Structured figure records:
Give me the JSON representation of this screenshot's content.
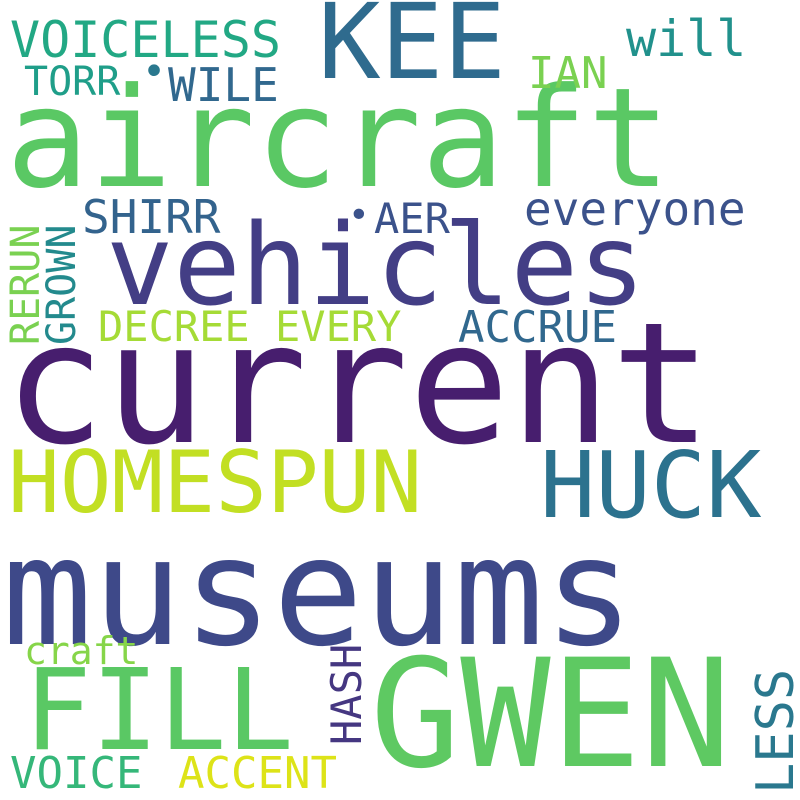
{
  "words": {
    "current": {
      "text": "current",
      "color": "#471e6e"
    },
    "museums": {
      "text": "museums",
      "color": "#3e4989"
    },
    "aircraft": {
      "text": "aircraft",
      "color": "#5ac864"
    },
    "vehicles": {
      "text": "vehicles",
      "color": "#433e85"
    },
    "gwen": {
      "text": "GWEN",
      "color": "#5ec962"
    },
    "fill": {
      "text": "FILL",
      "color": "#5ac864"
    },
    "homespun": {
      "text": "HOMESPUN",
      "color": "#c2df23"
    },
    "huck": {
      "text": "HUCK",
      "color": "#2c728e"
    },
    "kee": {
      "text": "KEE",
      "color": "#2f6b8e"
    },
    "voiceless": {
      "text": "VOICELESS",
      "color": "#22a884"
    },
    "torr": {
      "text": "TORR",
      "color": "#1f9e89"
    },
    "dot1": {
      "text": "•",
      "color": "#2a788e"
    },
    "wile": {
      "text": "WILE",
      "color": "#31688e"
    },
    "ian": {
      "text": "IAN",
      "color": "#7ad151"
    },
    "will": {
      "text": "will",
      "color": "#21918c"
    },
    "everyone": {
      "text": "everyone",
      "color": "#3b528b"
    },
    "shirr": {
      "text": "SHIRR",
      "color": "#33638d"
    },
    "dot2": {
      "text": "•",
      "color": "#3b528b"
    },
    "aer": {
      "text": "AER",
      "color": "#3b528b"
    },
    "decree": {
      "text": "DECREE EVERY",
      "color": "#a5db36"
    },
    "accrue": {
      "text": "ACCRUE",
      "color": "#31688e"
    },
    "craft": {
      "text": "craft",
      "color": "#86d549"
    },
    "voice": {
      "text": "VOICE",
      "color": "#35b779"
    },
    "accent": {
      "text": "ACCENT",
      "color": "#dde318"
    },
    "rerun": {
      "text": "RERUN",
      "color": "#7ad151"
    },
    "grown": {
      "text": "GROWN",
      "color": "#238a8d"
    },
    "hash": {
      "text": "HASH",
      "color": "#453781"
    },
    "less": {
      "text": "LESS",
      "color": "#2a788e"
    }
  }
}
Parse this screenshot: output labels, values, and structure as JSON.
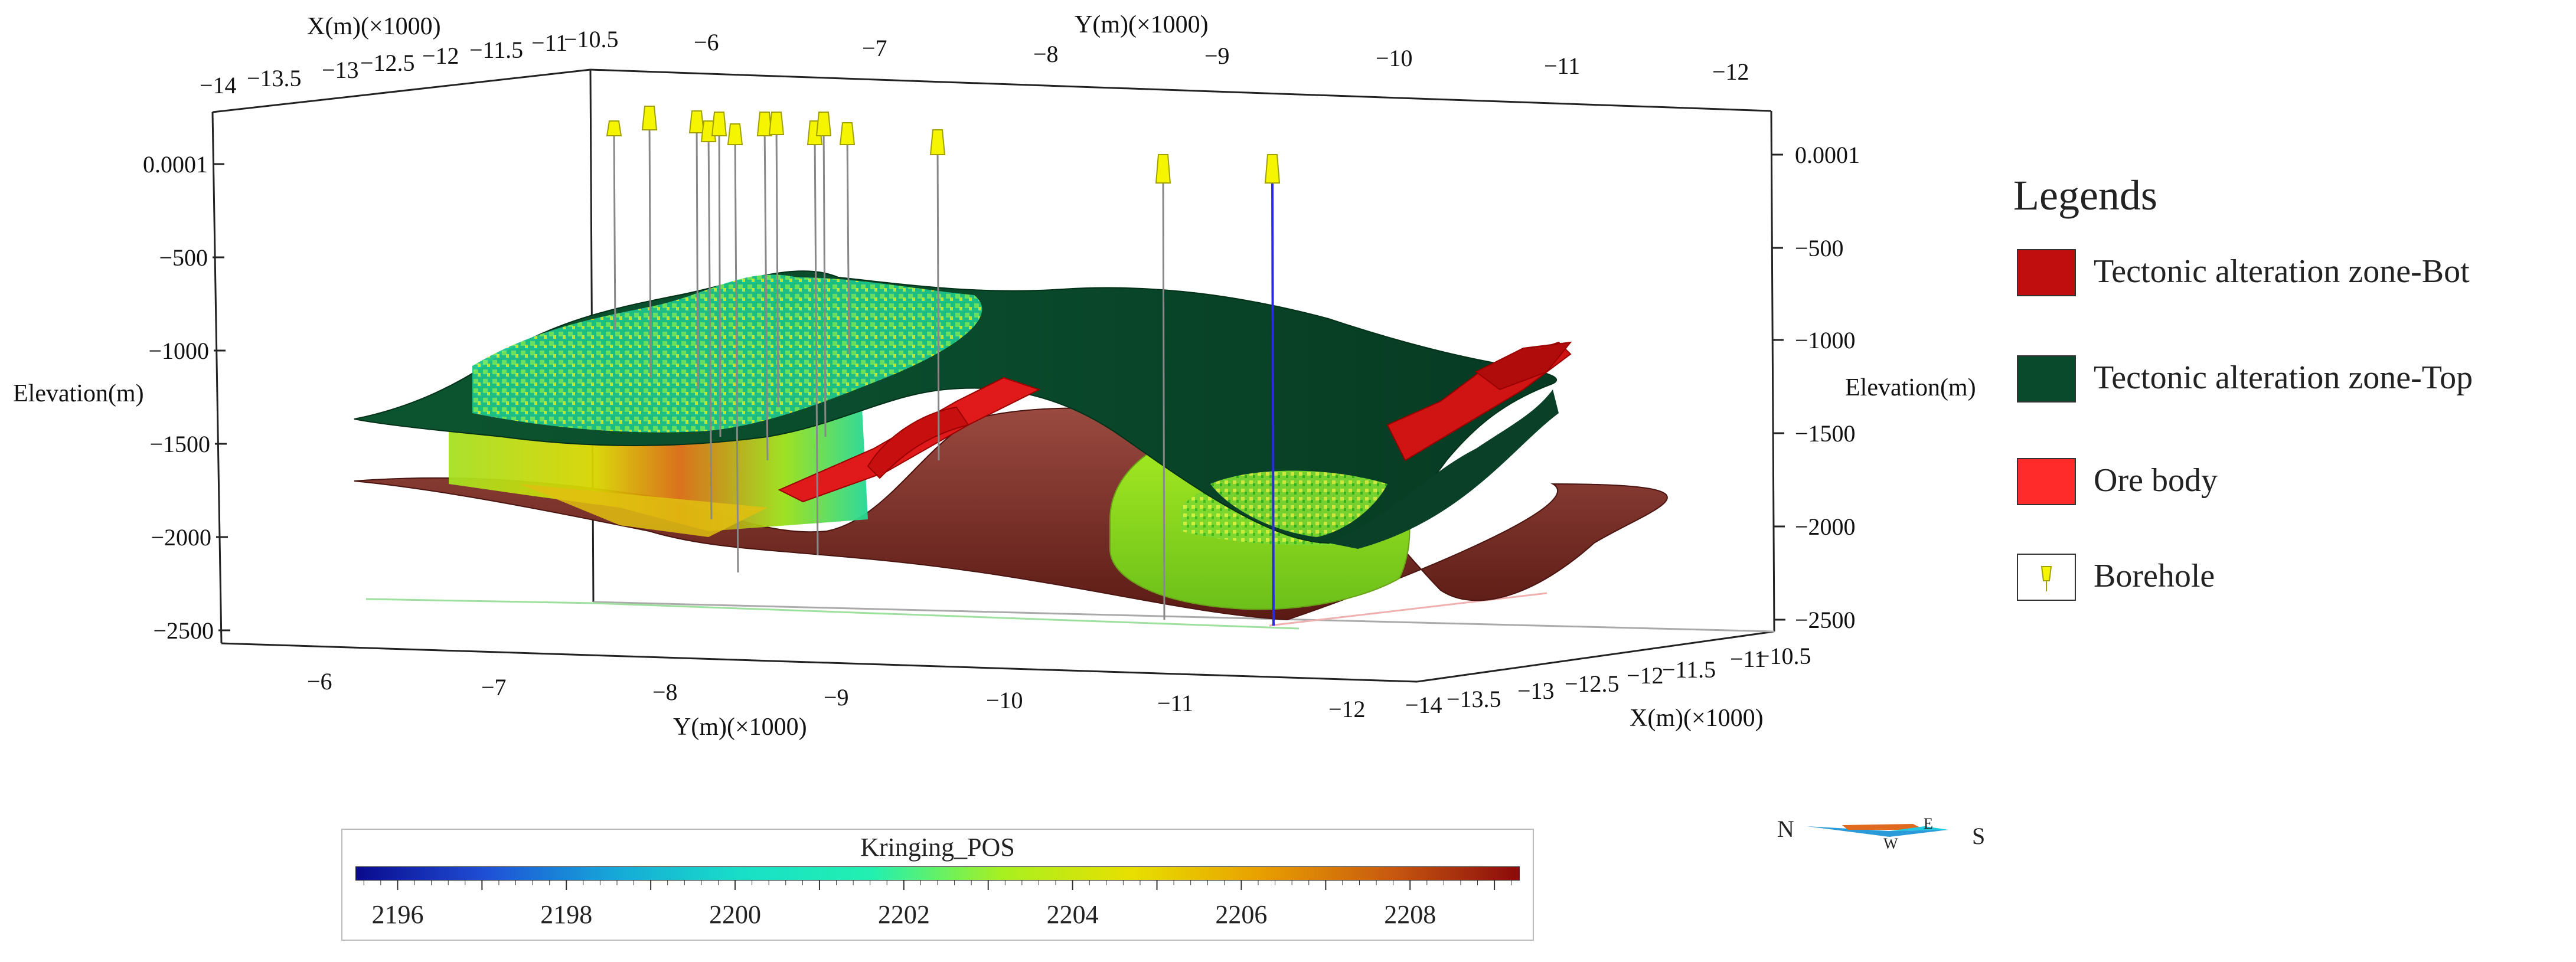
{
  "axes": {
    "x_top_label": "X(m)(×1000)",
    "y_top_label": "Y(m)(×1000)",
    "y_bottom_label": "Y(m)(×1000)",
    "x_bottom_label": "X(m)(×1000)",
    "elevation_left_label": "Elevation(m)",
    "elevation_right_label": "Elevation(m)",
    "x_ticks_top": [
      "−14",
      "−13.5",
      "−13",
      "−12.5",
      "−12",
      "−11.5",
      "−11",
      "−10.5"
    ],
    "y_ticks_top": [
      "−6",
      "−7",
      "−8",
      "−9",
      "−10",
      "−11",
      "−12"
    ],
    "y_ticks_bottom": [
      "−6",
      "−7",
      "−8",
      "−9",
      "−10",
      "−11",
      "−12"
    ],
    "x_ticks_bottom": [
      "−14",
      "−13.5",
      "−13",
      "−12.5",
      "−12",
      "−11.5",
      "−11",
      "−10.5"
    ],
    "elev_ticks_left": [
      "0.0001",
      "−500",
      "−1000",
      "−1500",
      "−2000",
      "−2500"
    ],
    "elev_ticks_right": [
      "0.0001",
      "−500",
      "−1000",
      "−1500",
      "−2000",
      "−2500"
    ]
  },
  "legend": {
    "title": "Legends",
    "items": [
      {
        "label": "Tectonic alteration zone-Bot",
        "color": "#c00d0d",
        "icon": "fill-swatch"
      },
      {
        "label": "Tectonic alteration zone-Top",
        "color": "#0a4a2c",
        "icon": "fill-swatch"
      },
      {
        "label": "Ore body",
        "color": "#ff2a2a",
        "icon": "fill-swatch"
      },
      {
        "label": "Borehole",
        "color": "#f3f300",
        "icon": "borehole-icon"
      }
    ]
  },
  "colorbar": {
    "title": "Kringing_POS",
    "labels": [
      "2196",
      "2198",
      "2200",
      "2202",
      "2204",
      "2206",
      "2208"
    ],
    "min": 2195.5,
    "max": 2209.3,
    "colors": [
      "#0a0a8c",
      "#1f4fd6",
      "#16a8d8",
      "#18e0c8",
      "#22f0b0",
      "#a8f020",
      "#e8e000",
      "#e8a000",
      "#c85a10",
      "#8a0a0a"
    ]
  },
  "compass": {
    "north": "N",
    "south": "S",
    "east": "E",
    "west": "W"
  },
  "colors": {
    "top_surface": "#0b4a2c",
    "bottom_surface": "#6e1f1a",
    "ore_body": "#e01a1a",
    "borehole_marker": "#f5f500",
    "highlight_borehole": "#2a2ae0"
  }
}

* **Short exercise**
Output all the records, word for word, with no pictures in the copy.

* **Finished answer**
Give me the JSON representation of this screenshot's content.
{
  "words": {
    "current": {
      "text": "current",
      "color": "#471e6e"
    },
    "museums": {
      "text": "museums",
      "color": "#3e4989"
    },
    "aircraft": {
      "text": "aircraft",
      "color": "#5ac864"
    },
    "vehicles": {
      "text": "vehicles",
      "color": "#433e85"
    },
    "gwen": {
      "text": "GWEN",
      "color": "#5ec962"
    },
    "fill": {
      "text": "FILL",
      "color": "#5ac864"
    },
    "homespun": {
      "text": "HOMESPUN",
      "color": "#c2df23"
    },
    "huck": {
      "text": "HUCK",
      "color": "#2c728e"
    },
    "kee": {
      "text": "KEE",
      "color": "#2f6b8e"
    },
    "voiceless": {
      "text": "VOICELESS",
      "color": "#22a884"
    },
    "torr": {
      "text": "TORR",
      "color": "#1f9e89"
    },
    "dot1": {
      "text": "•",
      "color": "#2a788e"
    },
    "wile": {
      "text": "WILE",
      "color": "#31688e"
    },
    "ian": {
      "text": "IAN",
      "color": "#7ad151"
    },
    "will": {
      "text": "will",
      "color": "#21918c"
    },
    "everyone": {
      "text": "everyone",
      "color": "#3b528b"
    },
    "shirr": {
      "text": "SHIRR",
      "color": "#33638d"
    },
    "dot2": {
      "text": "•",
      "color": "#3b528b"
    },
    "aer": {
      "text": "AER",
      "color": "#3b528b"
    },
    "decree": {
      "text": "DECREE EVERY",
      "color": "#a5db36"
    },
    "accrue": {
      "text": "ACCRUE",
      "color": "#31688e"
    },
    "craft": {
      "text": "craft",
      "color": "#86d549"
    },
    "voice": {
      "text": "VOICE",
      "color": "#35b779"
    },
    "accent": {
      "text": "ACCENT",
      "color": "#dde318"
    },
    "rerun": {
      "text": "RERUN",
      "color": "#7ad151"
    },
    "grown": {
      "text": "GROWN",
      "color": "#238a8d"
    },
    "hash": {
      "text": "HASH",
      "color": "#453781"
    },
    "less": {
      "text": "LESS",
      "color": "#2a788e"
    }
  }
}
Parse this screenshot: output labels, values, and structure as JSON.
{
  "axes": {
    "x_top_label": "X(m)(×1000)",
    "y_top_label": "Y(m)(×1000)",
    "y_bottom_label": "Y(m)(×1000)",
    "x_bottom_label": "X(m)(×1000)",
    "elevation_left_label": "Elevation(m)",
    "elevation_right_label": "Elevation(m)",
    "x_ticks_top": [
      "−14",
      "−13.5",
      "−13",
      "−12.5",
      "−12",
      "−11.5",
      "−11",
      "−10.5"
    ],
    "y_ticks_top": [
      "−6",
      "−7",
      "−8",
      "−9",
      "−10",
      "−11",
      "−12"
    ],
    "y_ticks_bottom": [
      "−6",
      "−7",
      "−8",
      "−9",
      "−10",
      "−11",
      "−12"
    ],
    "x_ticks_bottom": [
      "−14",
      "−13.5",
      "−13",
      "−12.5",
      "−12",
      "−11.5",
      "−11",
      "−10.5"
    ],
    "elev_ticks_left": [
      "0.0001",
      "−500",
      "−1000",
      "−1500",
      "−2000",
      "−2500"
    ],
    "elev_ticks_right": [
      "0.0001",
      "−500",
      "−1000",
      "−1500",
      "−2000",
      "−2500"
    ]
  },
  "legend": {
    "title": "Legends",
    "items": [
      {
        "label": "Tectonic alteration zone-Bot",
        "color": "#c00d0d",
        "icon": "fill-swatch"
      },
      {
        "label": "Tectonic alteration zone-Top",
        "color": "#0a4a2c",
        "icon": "fill-swatch"
      },
      {
        "label": "Ore body",
        "color": "#ff2a2a",
        "icon": "fill-swatch"
      },
      {
        "label": "Borehole",
        "color": "#f3f300",
        "icon": "borehole-icon"
      }
    ]
  },
  "colorbar": {
    "title": "Kringing_POS",
    "labels": [
      "2196",
      "2198",
      "2200",
      "2202",
      "2204",
      "2206",
      "2208"
    ],
    "min": 2195.5,
    "max": 2209.3,
    "colors": [
      "#0a0a8c",
      "#1f4fd6",
      "#16a8d8",
      "#18e0c8",
      "#22f0b0",
      "#a8f020",
      "#e8e000",
      "#e8a000",
      "#c85a10",
      "#8a0a0a"
    ]
  },
  "compass": {
    "north": "N",
    "south": "S",
    "east": "E",
    "west": "W"
  },
  "colors": {
    "top_surface": "#0b4a2c",
    "bottom_surface": "#6e1f1a",
    "ore_body": "#e01a1a",
    "borehole_marker": "#f5f500",
    "highlight_borehole": "#2a2ae0"
  }
}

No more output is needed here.